#### 本文
++++++

待合室で患者さん同士が何十年ぶりに会ったとかで盛り上がっているんですよね。 それが診察室にいる僕にも聞こえてくる。でも、それでいいと思うんです。 都会では良くないかもしれないけれど……ここは患者さんも皆知り合いみたいなものですから。
勤務医を続けながら開業の準備を進めるのは、大変ではありませんでしたか?
全然。楽しくやれてました。もう検討することは終わっていて、あとは計画に合わせて決めていくだけですから!
開業の直前は少しナーバスになっていたかもしれません。 紙面上で具体的な金額は決まっていたけれど、実際に融資を受けると「どうしよう……」っていうのはありましたね。 「本当に返せるのかな? 大丈夫かな?」って。
個人で背負うには大きい金額ですからね。ちなみに、リースは使われなかったんですか?
リースは使いませんでした。 リースって、リース終わっても自分のものにならないでしょう。それだったら借金した方が良いというのが僕のスタンスです。
開業後に苦労するのは集患なんですが、大庭先生はそういう苦労はあまりありませんでしたね。

++++++

(データセットの項目)
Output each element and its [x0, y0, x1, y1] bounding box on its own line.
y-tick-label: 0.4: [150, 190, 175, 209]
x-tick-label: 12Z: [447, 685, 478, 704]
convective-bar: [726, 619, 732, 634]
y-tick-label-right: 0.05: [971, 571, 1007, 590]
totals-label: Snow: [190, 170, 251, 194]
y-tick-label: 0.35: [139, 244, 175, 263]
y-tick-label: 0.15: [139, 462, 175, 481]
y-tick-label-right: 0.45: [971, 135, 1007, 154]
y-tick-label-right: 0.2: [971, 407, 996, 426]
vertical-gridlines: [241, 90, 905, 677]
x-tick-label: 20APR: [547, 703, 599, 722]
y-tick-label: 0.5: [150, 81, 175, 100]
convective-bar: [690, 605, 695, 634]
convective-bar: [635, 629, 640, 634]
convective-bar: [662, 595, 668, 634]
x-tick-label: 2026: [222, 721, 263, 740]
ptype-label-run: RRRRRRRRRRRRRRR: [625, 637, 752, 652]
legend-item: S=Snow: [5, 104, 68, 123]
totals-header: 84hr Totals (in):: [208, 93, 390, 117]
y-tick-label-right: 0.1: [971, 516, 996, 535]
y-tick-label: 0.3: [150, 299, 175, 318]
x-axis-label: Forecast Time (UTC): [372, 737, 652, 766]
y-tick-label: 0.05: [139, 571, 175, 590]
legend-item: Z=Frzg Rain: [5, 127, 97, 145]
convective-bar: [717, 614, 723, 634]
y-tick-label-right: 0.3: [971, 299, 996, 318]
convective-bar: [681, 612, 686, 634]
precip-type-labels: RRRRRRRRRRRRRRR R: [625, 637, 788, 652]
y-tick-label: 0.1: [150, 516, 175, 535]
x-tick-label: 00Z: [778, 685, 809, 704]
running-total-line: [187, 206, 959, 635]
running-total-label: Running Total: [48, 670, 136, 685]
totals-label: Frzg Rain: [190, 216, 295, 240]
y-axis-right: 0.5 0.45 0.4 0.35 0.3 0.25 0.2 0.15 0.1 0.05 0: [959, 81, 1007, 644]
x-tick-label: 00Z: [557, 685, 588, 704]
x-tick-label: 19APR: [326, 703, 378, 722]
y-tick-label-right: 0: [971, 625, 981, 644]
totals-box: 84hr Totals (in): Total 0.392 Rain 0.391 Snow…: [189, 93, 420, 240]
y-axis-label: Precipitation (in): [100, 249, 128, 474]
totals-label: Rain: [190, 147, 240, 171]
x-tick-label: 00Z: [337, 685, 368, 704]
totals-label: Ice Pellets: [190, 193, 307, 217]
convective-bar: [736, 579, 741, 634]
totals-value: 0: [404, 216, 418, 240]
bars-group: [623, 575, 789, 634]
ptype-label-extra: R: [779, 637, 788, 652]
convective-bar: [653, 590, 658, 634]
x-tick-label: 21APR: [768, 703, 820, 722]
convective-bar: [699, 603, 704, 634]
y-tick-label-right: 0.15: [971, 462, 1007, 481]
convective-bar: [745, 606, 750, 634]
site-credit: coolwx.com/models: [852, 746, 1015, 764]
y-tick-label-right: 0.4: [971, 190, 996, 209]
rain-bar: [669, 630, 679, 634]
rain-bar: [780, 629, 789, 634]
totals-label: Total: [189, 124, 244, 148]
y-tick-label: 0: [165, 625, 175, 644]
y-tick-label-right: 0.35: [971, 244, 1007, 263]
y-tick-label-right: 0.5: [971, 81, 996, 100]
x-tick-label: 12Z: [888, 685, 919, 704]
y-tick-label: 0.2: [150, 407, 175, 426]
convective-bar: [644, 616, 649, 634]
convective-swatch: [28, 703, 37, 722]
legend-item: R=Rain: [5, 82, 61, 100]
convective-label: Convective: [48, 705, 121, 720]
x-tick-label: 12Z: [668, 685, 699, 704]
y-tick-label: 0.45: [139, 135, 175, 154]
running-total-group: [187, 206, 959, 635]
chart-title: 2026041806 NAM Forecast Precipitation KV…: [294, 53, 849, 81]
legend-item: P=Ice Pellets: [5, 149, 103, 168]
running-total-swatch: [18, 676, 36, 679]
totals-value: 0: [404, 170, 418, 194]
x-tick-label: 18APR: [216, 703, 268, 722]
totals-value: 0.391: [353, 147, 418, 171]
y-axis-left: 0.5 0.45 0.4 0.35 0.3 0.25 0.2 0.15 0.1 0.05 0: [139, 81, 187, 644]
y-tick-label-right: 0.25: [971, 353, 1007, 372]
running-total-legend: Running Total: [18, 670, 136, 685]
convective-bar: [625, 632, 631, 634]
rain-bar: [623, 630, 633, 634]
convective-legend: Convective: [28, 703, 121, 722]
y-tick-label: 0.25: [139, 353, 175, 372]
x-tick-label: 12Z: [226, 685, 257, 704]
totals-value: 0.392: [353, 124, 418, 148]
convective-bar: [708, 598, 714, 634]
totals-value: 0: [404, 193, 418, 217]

++++++

#### 設問
1: 開業についての本文にある「リースって、リース終わっても自分のものにならないでしょう。」という文を英語に訳しなさい。
2: 開業についての本文のうち、「開業の直前は少し」で始まる段落を、主な内容を残して箇条書きにまとめなさい。
3: 開業についての本文を、最後の文のあとから書き継ぎなさい。

#### 解答例
1: With a lease, the thing doesn't become your own even after the lease is over, does it?

2:
・開業の直前は、少し神経質になっていたかもしれない。
・具体的な金額は書面上ですでに決まっていた。
・実際に融資を受けると、本当に返せるのか不安になった。

3:
ここは目立つし、看板や見学会の告知を早めに張り出したのも良かったんでしょうね。 開業後に苦労したことといえば、間違いなく労務管理です。最初の2~3か月は自分でやろうとしたものの、明らかに無理だったのですぐに社労士さんにお願いしました。 タイムカードの管理とか、給料計算とか、保険関係……
残業とか有給の処理は難しいですからね。
本当に僕……事務仕事が嫌いで、治療だけしていたいんですよ。だから本当に社労士さん様様です。
月に数万円かかってしまいますけど、費用対効果は凄くいいと思います。 そこは必要なコストと割り切ってアウトソーシングした方が絶対に良いですね。治療の質を上げることにも繋がります。
今、集患以外でドクターが苦労することと言えば、採用ですね。新規クリニックで募集しても、全然人が集まらないんです。
うちはスタッフ3人で始めたんですけど、開業後に増えたメンバーはみんな紹介なんですよ。 逆に言えば、今いる人たちが「友達を連れてきても良いな」と思えるような医院にならないといけないと思っています。
僕が常に言っているのは「患者さんはスタッフに会いに来る。僕はその合間に治しに行く先生」ってこと。 患者さんは治療に来るけれど、治療は2割で、その他8割はお喋りするために来ていることもある。 かと言って、僕がお喋りに付き合ってると治療が回らないので、そこはスタッフさんにお任せしています。 治療と全然関係ないことでもなんでもいいから、とにかくお喋りしてきてと。
スタッフさんの会話スキルが高くないとできませんね。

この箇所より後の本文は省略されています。